Prompt:
Which lines in the records below contain the word "range"? Copy each of them.

________________________

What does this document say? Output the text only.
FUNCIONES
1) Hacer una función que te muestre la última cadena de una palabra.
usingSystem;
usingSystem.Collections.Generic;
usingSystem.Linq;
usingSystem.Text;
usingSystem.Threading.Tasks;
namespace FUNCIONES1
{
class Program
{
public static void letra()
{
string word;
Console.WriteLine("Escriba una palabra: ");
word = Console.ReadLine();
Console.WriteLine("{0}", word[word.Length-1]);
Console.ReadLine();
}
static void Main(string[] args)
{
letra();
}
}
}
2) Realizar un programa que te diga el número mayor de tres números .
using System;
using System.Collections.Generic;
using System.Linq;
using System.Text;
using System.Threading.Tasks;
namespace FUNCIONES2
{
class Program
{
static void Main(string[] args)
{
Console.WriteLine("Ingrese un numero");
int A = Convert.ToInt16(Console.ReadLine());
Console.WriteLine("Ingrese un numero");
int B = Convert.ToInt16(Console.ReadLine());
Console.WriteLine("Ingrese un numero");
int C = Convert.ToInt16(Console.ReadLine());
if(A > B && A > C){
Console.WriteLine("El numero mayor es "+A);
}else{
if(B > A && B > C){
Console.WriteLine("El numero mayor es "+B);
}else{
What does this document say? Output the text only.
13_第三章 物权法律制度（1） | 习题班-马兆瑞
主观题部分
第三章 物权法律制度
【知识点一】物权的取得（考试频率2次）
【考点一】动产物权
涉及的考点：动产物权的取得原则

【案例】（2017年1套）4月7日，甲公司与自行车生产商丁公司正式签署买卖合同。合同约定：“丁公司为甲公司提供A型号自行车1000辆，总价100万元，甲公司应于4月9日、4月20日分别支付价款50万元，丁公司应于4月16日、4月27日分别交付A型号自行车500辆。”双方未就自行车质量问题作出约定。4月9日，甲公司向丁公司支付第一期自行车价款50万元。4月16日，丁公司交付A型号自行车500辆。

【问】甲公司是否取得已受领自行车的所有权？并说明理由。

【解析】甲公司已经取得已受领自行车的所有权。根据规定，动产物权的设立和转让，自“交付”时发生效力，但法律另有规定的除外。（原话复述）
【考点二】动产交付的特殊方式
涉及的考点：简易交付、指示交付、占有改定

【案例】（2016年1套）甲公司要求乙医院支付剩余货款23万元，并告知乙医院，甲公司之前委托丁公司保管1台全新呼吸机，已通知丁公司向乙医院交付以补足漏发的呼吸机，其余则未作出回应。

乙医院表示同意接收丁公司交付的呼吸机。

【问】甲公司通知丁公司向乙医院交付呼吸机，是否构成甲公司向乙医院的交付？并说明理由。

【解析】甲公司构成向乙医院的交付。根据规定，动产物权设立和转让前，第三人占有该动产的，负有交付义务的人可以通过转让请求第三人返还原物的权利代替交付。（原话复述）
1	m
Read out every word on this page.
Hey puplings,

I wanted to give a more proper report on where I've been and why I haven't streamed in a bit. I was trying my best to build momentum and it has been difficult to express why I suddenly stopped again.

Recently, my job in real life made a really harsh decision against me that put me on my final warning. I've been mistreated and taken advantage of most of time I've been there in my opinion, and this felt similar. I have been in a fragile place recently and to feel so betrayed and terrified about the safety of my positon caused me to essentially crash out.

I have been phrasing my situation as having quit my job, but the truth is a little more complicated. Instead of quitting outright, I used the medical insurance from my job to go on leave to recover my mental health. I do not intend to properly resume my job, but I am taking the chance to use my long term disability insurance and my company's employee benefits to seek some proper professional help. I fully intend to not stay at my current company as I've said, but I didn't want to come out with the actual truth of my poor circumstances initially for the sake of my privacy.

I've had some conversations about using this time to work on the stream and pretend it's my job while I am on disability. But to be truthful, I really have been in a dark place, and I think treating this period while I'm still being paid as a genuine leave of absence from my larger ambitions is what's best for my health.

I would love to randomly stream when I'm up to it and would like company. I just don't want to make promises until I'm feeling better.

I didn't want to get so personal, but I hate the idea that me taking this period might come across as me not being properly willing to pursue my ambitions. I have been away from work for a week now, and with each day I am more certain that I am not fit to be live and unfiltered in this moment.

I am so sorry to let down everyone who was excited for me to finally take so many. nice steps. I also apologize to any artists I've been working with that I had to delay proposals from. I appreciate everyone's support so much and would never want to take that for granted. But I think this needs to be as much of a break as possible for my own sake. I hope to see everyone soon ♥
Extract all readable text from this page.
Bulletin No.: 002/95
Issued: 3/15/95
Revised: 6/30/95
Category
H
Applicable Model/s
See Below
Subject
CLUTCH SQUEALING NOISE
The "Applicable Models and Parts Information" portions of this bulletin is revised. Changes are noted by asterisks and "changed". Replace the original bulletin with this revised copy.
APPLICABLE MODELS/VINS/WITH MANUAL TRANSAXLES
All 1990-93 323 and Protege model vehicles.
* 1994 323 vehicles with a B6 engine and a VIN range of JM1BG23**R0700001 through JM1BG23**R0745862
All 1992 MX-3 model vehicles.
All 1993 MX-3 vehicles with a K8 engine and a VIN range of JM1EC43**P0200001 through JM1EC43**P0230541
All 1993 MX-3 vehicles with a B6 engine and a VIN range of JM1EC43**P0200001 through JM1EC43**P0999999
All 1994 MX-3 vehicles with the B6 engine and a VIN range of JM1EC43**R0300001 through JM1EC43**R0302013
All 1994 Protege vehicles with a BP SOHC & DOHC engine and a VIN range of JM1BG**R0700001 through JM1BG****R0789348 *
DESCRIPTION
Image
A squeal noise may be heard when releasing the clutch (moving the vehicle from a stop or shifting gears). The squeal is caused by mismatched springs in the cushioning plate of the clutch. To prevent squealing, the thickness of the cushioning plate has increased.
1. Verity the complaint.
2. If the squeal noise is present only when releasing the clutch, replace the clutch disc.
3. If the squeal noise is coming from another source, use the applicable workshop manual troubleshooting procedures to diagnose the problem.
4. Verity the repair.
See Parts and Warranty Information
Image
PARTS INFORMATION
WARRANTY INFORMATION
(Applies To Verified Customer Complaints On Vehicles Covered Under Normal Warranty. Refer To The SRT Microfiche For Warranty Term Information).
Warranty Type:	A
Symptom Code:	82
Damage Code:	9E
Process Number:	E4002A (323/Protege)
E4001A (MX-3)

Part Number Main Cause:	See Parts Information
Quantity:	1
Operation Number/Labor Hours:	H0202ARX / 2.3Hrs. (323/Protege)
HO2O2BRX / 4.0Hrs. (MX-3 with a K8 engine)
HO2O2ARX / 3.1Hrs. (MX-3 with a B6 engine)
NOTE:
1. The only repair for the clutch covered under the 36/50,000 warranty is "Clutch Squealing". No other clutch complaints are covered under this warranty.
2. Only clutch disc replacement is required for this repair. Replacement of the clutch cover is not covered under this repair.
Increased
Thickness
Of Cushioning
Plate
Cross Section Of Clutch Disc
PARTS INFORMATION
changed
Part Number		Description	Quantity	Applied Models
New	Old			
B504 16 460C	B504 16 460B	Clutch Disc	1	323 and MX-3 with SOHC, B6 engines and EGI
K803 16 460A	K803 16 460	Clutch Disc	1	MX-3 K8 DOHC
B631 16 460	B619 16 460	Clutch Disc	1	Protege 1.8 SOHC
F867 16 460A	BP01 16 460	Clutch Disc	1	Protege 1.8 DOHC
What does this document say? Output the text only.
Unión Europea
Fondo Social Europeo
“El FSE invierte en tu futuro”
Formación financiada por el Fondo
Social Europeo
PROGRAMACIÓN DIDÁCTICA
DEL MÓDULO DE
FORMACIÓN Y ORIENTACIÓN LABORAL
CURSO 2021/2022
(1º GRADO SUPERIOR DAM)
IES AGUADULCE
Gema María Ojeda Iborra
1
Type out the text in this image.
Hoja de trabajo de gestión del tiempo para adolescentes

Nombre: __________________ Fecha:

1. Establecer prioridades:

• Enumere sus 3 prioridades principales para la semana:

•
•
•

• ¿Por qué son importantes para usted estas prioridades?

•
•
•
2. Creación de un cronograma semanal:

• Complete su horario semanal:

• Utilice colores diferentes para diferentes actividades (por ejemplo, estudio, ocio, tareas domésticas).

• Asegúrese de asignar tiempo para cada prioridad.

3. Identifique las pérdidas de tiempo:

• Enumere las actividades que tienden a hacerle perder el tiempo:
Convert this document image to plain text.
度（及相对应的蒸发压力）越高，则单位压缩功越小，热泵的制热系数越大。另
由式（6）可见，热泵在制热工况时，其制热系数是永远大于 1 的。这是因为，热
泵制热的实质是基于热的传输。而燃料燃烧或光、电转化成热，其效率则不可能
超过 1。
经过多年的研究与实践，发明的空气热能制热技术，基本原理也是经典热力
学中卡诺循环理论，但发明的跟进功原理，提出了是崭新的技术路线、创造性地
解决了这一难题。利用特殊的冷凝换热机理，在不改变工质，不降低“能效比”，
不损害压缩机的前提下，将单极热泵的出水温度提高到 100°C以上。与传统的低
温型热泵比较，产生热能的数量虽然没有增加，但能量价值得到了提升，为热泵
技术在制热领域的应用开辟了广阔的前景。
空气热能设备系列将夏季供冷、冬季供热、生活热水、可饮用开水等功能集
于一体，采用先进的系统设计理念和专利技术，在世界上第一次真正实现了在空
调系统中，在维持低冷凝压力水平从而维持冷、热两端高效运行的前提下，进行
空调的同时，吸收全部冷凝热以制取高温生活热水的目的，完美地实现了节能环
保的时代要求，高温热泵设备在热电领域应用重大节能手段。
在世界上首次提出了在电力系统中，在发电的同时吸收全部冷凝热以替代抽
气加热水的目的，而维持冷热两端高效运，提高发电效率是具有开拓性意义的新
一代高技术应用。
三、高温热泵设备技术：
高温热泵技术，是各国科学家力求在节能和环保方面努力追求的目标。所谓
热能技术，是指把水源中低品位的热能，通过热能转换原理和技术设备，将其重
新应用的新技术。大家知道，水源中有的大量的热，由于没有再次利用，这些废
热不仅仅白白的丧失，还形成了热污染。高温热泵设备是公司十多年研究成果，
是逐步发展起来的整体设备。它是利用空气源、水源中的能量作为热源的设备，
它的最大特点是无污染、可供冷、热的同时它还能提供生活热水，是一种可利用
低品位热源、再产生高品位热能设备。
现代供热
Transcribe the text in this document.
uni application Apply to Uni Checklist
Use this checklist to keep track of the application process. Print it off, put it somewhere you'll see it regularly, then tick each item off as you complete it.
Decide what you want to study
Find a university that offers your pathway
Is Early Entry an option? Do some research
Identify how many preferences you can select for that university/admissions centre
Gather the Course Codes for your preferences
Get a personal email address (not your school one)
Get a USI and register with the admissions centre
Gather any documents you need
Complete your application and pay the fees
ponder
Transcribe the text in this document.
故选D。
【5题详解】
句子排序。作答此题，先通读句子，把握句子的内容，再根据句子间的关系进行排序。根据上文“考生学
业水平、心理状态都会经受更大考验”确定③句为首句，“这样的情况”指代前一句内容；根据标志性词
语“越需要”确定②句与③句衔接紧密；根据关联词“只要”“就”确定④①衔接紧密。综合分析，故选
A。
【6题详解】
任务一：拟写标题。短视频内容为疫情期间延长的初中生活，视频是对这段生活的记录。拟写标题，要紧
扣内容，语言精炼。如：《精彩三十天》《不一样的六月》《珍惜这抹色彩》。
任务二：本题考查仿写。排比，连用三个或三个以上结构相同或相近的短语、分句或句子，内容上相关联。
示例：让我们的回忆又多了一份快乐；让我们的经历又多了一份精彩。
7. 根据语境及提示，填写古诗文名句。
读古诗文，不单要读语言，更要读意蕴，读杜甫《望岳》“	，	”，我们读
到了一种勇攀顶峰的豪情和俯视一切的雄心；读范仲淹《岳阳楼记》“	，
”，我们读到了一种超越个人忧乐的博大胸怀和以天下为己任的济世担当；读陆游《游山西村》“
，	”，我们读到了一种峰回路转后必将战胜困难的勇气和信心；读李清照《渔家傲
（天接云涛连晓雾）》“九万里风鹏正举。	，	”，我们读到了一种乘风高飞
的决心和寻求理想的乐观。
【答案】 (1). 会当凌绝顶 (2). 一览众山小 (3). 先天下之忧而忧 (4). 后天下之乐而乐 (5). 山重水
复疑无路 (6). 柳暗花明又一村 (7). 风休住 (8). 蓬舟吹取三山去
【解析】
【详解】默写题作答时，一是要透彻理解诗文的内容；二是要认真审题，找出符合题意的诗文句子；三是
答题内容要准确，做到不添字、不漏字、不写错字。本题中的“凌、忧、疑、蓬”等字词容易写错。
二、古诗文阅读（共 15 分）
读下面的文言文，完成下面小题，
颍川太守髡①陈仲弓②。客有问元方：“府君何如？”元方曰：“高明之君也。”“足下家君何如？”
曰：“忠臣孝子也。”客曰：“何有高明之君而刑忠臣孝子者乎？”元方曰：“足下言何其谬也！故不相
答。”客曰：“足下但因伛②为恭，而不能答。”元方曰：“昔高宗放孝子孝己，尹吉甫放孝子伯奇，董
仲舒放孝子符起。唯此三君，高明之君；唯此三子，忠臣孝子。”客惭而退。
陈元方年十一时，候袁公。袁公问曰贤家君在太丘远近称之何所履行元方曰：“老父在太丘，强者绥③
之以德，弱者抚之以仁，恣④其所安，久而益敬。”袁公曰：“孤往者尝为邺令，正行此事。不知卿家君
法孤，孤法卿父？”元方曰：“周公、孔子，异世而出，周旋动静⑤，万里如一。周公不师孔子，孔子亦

________________________

Exercise answer:
* 1994 323 vehicles with a B6 engine and a VIN range of JM1BG23**R0700001 through JM1BG23**R0745862
All 1993 MX-3 vehicles with a K8 engine and a VIN range of JM1EC43**P0200001 through JM1EC43**P0230541
All 1993 MX-3 vehicles with a B6 engine and a VIN range of JM1EC43**P0200001 through JM1EC43**P0999999
All 1994 MX-3 vehicles with the B6 engine and a VIN range of JM1EC43**R0300001 through JM1EC43**R0302013
All 1994 Protege vehicles with a BP SOHC & DOHC engine and a VIN range of JM1BG**R0700001 through JM1BG****R0789348 *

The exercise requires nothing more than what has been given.